Your task is to write out the complete listing exactly as it is shown.

(Stored records)
===============

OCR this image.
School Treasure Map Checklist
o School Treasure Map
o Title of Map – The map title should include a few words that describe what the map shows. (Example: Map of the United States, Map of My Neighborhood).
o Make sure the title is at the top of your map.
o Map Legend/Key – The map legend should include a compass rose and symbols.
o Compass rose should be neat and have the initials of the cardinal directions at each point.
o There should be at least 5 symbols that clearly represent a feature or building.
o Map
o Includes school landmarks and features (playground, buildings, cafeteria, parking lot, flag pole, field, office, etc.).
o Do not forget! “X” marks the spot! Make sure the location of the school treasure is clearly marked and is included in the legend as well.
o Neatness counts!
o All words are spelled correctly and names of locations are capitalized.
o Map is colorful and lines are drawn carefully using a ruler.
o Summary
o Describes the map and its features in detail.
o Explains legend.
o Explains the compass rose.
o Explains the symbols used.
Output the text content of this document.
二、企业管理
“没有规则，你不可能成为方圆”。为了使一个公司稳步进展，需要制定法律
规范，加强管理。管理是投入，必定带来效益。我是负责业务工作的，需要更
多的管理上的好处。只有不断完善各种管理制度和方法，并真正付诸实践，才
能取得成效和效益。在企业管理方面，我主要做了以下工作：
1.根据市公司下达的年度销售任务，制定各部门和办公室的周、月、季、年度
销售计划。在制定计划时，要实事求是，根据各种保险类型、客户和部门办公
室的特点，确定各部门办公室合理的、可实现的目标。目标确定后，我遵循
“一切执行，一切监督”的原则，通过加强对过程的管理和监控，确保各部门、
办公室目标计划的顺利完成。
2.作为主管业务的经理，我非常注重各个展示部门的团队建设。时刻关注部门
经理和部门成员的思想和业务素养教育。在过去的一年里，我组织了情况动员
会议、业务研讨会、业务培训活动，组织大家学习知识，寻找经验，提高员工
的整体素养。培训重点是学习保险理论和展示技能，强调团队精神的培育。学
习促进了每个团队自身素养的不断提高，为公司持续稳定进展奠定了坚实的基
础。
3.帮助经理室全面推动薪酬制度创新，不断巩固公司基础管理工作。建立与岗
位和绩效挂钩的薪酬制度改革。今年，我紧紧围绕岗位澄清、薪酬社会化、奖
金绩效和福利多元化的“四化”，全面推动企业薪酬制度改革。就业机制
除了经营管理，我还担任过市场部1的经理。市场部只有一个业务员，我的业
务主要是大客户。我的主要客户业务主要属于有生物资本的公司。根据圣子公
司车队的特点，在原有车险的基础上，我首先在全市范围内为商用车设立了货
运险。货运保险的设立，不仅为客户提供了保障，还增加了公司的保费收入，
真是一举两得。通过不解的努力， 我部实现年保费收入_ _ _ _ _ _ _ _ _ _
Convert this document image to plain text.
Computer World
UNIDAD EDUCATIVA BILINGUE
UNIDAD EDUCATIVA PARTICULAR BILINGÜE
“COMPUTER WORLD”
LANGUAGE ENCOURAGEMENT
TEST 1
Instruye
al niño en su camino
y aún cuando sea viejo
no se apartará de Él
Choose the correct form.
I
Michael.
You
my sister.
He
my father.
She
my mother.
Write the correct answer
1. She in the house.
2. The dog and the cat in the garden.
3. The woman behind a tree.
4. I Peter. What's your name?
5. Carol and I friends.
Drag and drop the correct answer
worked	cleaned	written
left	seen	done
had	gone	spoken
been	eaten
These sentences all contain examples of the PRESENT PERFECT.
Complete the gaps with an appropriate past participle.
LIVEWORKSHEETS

===============

• [SOLUTION]:
OCR this image.
School Treasure Map Checklist
o School Treasure Map
o Title of Map – The map title should include a few words that describe what the map shows. (Example: Map of the United States, Map of My Neighborhood).
o Make sure the title is at the top of your map.
o Map Legend/Key – The map legend should include a compass rose and symbols.
o Compass rose should be neat and have the initials of the cardinal directions at each point.
o There should be at least 5 symbols that clearly represent a feature or building.
o Map
o Includes school landmarks and features (playground, buildings, cafeteria, parking lot, flag pole, field, office, etc.).
o Do not forget! “X” marks the spot! Make sure the location of the school treasure is clearly marked and is included in the legend as well.
o Neatness counts!
o All words are spelled correctly and names of locations are capitalized.
o Map is colorful and lines are drawn carefully using a ruler.
o Summary
o Describes the map and its features in detail.
o Explains legend.
o Explains the compass rose.
o Explains the symbols used.
Output the text content of this document.
二、企业管理
“没有规则，你不可能成为方圆”。为了使一个公司稳步进展，需要制定法律
规范，加强管理。管理是投入，必定带来效益。我是负责业务工作的，需要更
多的管理上的好处。只有不断完善各种管理制度和方法，并真正付诸实践，才
能取得成效和效益。在企业管理方面，我主要做了以下工作：
1.根据市公司下达的年度销售任务，制定各部门和办公室的周、月、季、年度
销售计划。在制定计划时，要实事求是，根据各种保险类型、客户和部门办公
室的特点，确定各部门办公室合理的、可实现的目标。目标确定后，我遵循
“一切执行，一切监督”的原则，通过加强对过程的管理和监控，确保各部门、
办公室目标计划的顺利完成。
2.作为主管业务的经理，我非常注重各个展示部门的团队建设。时刻关注部门
经理和部门成员的思想和业务素养教育。在过去的一年里，我组织了情况动员
会议、业务研讨会、业务培训活动，组织大家学习知识，寻找经验，提高员工
的整体素养。培训重点是学习保险理论和展示技能，强调团队精神的培育。学
习促进了每个团队自身素养的不断提高，为公司持续稳定进展奠定了坚实的基
础。
3.帮助经理室全面推动薪酬制度创新，不断巩固公司基础管理工作。建立与岗
位和绩效挂钩的薪酬制度改革。今年，我紧紧围绕岗位澄清、薪酬社会化、奖
金绩效和福利多元化的“四化”，全面推动企业薪酬制度改革。就业机制
除了经营管理，我还担任过市场部1的经理。市场部只有一个业务员，我的业
务主要是大客户。我的主要客户业务主要属于有生物资本的公司。根据圣子公
司车队的特点，在原有车险的基础上，我首先在全市范围内为商用车设立了货
运险。货运保险的设立，不仅为客户提供了保障，还增加了公司的保费收入，
真是一举两得。通过不解的努力， 我部实现年保费收入_ _ _ _ _ _ _ _ _ _
Convert this document image to plain text.
Computer World
UNIDAD EDUCATIVA BILINGUE
UNIDAD EDUCATIVA PARTICULAR BILINGÜE
“COMPUTER WORLD”
LANGUAGE ENCOURAGEMENT
TEST 1
Instruye
al niño en su camino
y aún cuando sea viejo
no se apartará de Él
Choose the correct form.
I
Michael.
You
my sister.
He
my father.
She
my mother.
Write the correct answer
1. She in the house.
2. The dog and the cat in the garden.
3. The woman behind a tree.
4. I Peter. What's your name?
5. Carol and I friends.
Drag and drop the correct answer
worked	cleaned	written
left	seen	done
had	gone	spoken
been	eaten
These sentences all contain examples of the PRESENT PERFECT.
Complete the gaps with an appropriate past participle.
LIVEWORKSHEETS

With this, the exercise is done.